**Problem statement**
Count lines with the string "soit" in them. State the number alone.

━━━━━━━━━━━━━━━━

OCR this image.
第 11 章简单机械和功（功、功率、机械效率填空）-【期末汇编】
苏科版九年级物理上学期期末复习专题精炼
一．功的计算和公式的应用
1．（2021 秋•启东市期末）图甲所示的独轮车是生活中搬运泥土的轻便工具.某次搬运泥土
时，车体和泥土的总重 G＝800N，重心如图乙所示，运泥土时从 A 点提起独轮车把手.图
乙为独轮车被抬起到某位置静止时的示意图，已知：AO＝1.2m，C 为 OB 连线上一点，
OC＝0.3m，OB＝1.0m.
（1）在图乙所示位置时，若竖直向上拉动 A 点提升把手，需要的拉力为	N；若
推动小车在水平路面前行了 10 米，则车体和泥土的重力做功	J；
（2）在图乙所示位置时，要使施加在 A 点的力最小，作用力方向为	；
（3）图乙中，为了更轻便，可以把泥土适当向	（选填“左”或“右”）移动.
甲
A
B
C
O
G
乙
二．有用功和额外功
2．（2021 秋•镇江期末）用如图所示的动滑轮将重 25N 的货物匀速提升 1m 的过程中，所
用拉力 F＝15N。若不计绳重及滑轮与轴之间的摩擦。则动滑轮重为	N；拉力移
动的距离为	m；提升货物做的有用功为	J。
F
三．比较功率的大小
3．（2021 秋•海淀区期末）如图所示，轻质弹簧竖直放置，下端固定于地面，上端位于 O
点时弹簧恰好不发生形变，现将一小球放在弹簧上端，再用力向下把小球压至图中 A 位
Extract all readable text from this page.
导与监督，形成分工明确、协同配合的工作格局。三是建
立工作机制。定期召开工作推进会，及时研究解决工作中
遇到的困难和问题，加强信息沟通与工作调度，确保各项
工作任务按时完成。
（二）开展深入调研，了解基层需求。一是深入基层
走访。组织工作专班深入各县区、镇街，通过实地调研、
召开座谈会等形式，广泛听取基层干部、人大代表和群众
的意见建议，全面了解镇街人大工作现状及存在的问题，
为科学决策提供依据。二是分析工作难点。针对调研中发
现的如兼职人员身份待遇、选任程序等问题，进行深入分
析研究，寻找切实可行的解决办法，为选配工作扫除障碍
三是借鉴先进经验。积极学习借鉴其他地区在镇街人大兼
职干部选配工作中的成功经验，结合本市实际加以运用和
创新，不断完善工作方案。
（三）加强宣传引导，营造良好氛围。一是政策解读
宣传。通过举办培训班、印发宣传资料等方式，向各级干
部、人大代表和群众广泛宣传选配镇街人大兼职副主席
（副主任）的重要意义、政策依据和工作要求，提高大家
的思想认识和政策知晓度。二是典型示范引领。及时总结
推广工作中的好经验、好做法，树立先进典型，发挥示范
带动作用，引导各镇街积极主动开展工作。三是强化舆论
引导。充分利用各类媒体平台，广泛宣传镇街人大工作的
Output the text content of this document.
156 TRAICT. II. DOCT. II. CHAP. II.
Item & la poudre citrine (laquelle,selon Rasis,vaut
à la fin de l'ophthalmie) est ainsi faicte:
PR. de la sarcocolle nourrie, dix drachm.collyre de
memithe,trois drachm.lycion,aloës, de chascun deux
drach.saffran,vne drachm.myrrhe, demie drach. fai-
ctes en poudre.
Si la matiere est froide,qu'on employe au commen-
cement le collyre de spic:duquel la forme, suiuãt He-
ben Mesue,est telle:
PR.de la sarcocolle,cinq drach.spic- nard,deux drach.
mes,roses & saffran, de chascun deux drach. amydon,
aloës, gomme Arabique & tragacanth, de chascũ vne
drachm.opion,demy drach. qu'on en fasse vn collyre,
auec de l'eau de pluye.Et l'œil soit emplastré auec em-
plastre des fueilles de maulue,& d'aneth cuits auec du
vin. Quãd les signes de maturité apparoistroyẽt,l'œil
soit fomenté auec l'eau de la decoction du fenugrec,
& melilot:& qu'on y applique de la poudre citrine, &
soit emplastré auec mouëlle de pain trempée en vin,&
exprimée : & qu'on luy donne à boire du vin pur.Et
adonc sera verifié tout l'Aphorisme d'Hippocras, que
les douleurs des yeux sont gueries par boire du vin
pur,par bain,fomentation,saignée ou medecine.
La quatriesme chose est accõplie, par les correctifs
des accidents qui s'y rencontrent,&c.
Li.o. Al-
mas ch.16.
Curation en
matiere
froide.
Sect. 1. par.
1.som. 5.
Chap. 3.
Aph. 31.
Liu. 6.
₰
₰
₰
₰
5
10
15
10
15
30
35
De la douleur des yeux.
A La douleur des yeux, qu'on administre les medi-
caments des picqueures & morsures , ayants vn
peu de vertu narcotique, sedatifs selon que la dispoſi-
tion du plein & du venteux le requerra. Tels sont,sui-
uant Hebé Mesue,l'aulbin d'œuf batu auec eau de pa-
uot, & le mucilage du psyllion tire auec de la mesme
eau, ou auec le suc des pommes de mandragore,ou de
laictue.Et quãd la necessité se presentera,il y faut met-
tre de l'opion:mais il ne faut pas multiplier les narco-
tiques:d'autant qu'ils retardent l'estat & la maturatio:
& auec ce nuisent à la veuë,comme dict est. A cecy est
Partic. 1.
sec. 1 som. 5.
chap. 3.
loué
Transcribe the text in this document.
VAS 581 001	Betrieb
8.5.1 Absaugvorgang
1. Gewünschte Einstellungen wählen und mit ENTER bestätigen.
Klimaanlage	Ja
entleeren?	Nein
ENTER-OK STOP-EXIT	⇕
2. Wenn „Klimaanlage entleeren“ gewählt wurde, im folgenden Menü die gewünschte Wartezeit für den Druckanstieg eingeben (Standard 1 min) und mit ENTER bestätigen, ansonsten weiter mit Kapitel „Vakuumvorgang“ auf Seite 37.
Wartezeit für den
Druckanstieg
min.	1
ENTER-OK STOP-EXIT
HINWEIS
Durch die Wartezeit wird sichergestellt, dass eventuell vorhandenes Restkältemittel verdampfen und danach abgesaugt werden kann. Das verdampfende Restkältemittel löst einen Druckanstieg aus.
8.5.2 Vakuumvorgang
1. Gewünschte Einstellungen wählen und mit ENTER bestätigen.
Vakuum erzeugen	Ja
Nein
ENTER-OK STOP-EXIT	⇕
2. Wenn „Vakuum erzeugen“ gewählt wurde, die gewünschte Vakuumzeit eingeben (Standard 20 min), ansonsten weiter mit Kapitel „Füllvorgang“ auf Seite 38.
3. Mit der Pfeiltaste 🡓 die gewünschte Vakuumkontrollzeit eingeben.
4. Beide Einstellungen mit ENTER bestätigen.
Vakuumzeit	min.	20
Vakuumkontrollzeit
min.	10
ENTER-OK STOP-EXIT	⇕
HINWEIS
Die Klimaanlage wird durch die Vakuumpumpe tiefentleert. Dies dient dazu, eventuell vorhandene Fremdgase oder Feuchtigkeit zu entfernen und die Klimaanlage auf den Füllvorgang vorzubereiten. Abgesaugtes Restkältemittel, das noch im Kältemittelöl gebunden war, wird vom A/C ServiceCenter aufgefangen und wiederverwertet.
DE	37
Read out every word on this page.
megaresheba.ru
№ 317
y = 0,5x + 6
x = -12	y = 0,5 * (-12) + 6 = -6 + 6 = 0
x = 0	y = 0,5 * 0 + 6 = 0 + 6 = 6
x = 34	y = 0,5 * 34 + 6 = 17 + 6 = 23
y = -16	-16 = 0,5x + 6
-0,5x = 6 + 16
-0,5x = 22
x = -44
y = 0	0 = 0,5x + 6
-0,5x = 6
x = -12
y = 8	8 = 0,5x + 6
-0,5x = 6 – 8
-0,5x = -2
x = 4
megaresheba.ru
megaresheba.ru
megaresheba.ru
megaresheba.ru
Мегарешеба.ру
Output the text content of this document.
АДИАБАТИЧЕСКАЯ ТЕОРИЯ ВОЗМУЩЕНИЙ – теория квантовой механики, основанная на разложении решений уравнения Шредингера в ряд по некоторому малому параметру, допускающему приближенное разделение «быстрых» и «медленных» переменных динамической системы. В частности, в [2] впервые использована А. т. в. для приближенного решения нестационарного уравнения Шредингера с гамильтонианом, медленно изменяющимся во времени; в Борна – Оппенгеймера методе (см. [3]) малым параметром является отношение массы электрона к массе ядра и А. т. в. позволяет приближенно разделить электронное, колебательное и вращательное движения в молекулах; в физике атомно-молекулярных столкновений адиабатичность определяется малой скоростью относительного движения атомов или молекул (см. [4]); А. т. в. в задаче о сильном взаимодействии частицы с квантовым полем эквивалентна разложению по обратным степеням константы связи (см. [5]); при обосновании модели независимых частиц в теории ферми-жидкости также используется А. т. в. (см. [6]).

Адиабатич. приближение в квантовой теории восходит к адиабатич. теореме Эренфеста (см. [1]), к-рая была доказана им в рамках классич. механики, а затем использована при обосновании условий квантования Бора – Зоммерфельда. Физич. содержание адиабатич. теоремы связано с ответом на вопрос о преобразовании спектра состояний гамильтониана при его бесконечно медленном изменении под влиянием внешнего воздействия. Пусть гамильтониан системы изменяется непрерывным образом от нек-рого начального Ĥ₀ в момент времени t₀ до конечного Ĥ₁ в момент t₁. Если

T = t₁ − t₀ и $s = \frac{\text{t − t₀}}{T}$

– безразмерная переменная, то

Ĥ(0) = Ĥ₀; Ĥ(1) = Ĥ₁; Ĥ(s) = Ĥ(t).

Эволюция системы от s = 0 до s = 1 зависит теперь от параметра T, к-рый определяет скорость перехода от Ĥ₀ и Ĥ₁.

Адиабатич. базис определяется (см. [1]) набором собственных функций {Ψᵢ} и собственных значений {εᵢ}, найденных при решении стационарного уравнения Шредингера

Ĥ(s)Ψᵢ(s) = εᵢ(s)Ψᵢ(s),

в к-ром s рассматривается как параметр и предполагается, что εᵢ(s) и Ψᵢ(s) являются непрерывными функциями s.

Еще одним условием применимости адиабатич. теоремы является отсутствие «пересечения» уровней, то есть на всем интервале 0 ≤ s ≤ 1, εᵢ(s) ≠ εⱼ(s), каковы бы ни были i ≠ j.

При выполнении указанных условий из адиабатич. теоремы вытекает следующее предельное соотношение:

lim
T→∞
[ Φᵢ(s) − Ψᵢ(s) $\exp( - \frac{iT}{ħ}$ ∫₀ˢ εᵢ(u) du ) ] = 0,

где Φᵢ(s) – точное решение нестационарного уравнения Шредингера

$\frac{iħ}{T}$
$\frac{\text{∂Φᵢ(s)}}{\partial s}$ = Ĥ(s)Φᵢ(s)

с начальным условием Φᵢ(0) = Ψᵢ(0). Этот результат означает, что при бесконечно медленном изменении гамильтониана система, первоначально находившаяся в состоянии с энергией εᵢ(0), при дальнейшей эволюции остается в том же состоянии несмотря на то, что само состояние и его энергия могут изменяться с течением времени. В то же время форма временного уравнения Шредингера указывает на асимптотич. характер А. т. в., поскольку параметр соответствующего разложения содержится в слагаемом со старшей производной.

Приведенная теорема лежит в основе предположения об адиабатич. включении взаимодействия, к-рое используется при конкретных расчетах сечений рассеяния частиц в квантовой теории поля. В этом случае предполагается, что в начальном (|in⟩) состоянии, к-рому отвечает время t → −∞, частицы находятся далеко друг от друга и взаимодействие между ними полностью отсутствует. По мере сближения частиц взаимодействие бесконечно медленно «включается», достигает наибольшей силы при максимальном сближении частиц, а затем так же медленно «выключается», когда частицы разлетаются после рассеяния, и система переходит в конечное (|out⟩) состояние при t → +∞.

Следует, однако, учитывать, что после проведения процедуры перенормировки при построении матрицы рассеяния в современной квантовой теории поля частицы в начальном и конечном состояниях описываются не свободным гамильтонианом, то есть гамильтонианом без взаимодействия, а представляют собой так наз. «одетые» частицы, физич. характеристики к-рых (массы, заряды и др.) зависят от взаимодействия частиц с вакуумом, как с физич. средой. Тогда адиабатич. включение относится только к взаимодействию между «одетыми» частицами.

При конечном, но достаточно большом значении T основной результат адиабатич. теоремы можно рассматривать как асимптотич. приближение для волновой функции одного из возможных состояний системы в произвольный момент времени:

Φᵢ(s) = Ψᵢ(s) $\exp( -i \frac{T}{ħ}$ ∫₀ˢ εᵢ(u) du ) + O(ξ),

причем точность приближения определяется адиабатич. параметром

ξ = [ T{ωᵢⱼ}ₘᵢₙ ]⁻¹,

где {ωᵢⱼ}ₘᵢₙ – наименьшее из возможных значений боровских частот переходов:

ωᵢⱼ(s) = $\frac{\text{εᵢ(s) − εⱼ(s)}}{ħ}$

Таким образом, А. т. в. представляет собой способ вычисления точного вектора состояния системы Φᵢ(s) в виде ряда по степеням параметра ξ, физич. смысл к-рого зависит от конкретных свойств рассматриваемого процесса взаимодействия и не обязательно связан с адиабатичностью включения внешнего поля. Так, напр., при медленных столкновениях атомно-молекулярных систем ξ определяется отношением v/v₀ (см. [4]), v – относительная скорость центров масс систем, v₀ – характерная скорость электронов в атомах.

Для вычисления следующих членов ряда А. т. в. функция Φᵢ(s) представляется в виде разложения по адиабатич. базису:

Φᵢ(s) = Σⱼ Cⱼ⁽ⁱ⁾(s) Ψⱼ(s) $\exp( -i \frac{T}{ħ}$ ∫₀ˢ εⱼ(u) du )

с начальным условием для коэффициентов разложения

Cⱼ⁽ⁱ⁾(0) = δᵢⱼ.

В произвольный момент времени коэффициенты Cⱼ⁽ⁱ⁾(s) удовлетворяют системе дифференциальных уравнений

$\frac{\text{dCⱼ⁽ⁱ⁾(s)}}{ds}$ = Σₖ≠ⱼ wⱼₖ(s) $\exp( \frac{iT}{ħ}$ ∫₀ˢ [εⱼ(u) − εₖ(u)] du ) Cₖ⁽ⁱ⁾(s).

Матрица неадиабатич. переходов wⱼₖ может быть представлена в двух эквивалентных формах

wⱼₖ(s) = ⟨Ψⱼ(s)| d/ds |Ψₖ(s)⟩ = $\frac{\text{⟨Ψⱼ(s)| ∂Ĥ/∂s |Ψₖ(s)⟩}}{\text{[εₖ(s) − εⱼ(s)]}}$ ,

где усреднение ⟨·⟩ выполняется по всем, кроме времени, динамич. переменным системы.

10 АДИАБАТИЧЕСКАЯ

━━━━━━━━━━━━━━━━

**Solution to this problem**
3